_Set problem_
Return all lines where the word "laufende" can be found.

_Saved data entries_
----
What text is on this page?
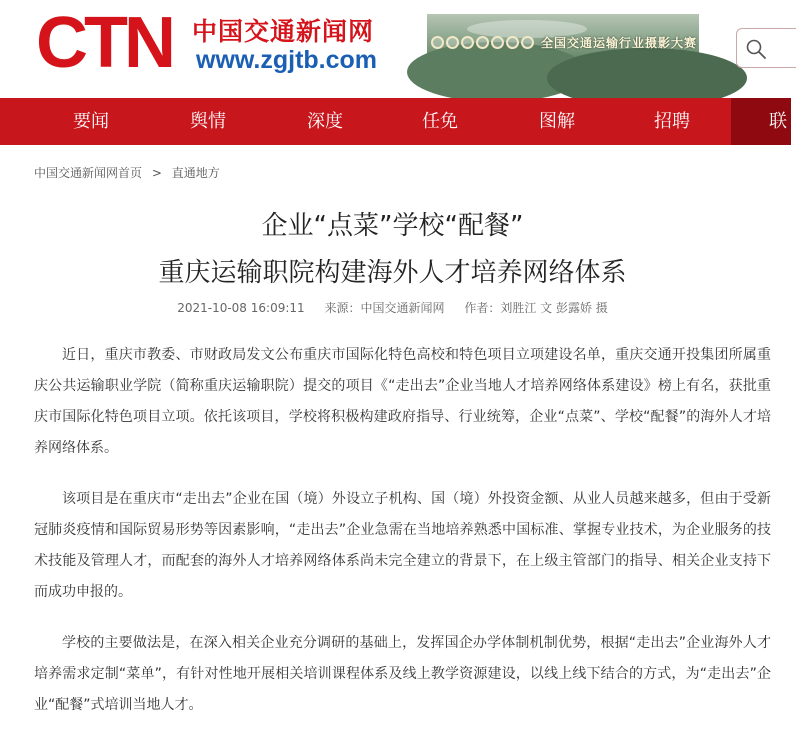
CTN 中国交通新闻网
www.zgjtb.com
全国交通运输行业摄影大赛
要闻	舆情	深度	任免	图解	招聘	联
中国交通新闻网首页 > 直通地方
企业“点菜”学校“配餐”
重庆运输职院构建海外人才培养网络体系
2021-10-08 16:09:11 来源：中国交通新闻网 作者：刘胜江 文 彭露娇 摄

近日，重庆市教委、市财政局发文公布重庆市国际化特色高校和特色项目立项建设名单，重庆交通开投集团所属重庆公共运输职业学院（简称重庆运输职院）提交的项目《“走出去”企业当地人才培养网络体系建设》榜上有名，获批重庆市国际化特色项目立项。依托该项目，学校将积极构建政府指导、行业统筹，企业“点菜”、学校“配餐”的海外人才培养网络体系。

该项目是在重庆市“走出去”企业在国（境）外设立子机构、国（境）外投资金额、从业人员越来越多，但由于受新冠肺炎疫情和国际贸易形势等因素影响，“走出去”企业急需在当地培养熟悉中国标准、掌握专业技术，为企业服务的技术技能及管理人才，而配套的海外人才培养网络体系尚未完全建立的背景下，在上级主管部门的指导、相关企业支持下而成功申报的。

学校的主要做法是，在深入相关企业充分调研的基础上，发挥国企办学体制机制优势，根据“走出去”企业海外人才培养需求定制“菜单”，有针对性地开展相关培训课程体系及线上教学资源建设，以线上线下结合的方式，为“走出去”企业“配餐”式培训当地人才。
----
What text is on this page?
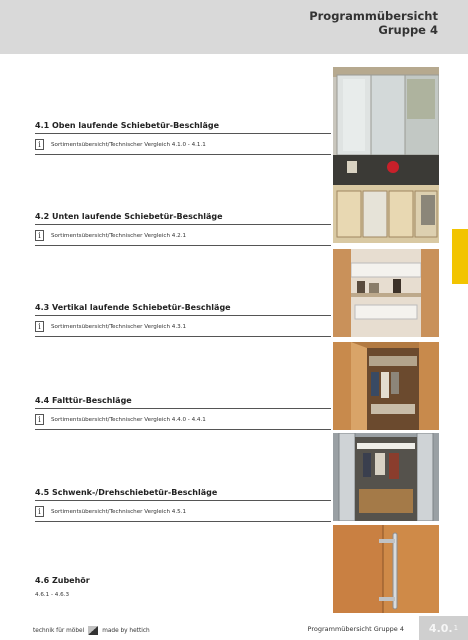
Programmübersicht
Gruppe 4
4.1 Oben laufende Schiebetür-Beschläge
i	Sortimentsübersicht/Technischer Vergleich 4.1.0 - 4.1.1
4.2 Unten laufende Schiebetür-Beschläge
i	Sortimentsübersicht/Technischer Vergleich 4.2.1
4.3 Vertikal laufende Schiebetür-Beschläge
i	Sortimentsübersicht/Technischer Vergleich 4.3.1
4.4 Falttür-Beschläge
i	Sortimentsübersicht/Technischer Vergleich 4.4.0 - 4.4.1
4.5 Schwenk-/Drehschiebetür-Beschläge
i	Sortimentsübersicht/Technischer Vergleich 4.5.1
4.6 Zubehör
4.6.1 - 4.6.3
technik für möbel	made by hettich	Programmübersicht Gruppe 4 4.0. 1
----
_The solution_
4.1 Oben laufende Schiebetür-Beschläge
4.2 Unten laufende Schiebetür-Beschläge
4.3 Vertikal laufende Schiebetür-Beschläge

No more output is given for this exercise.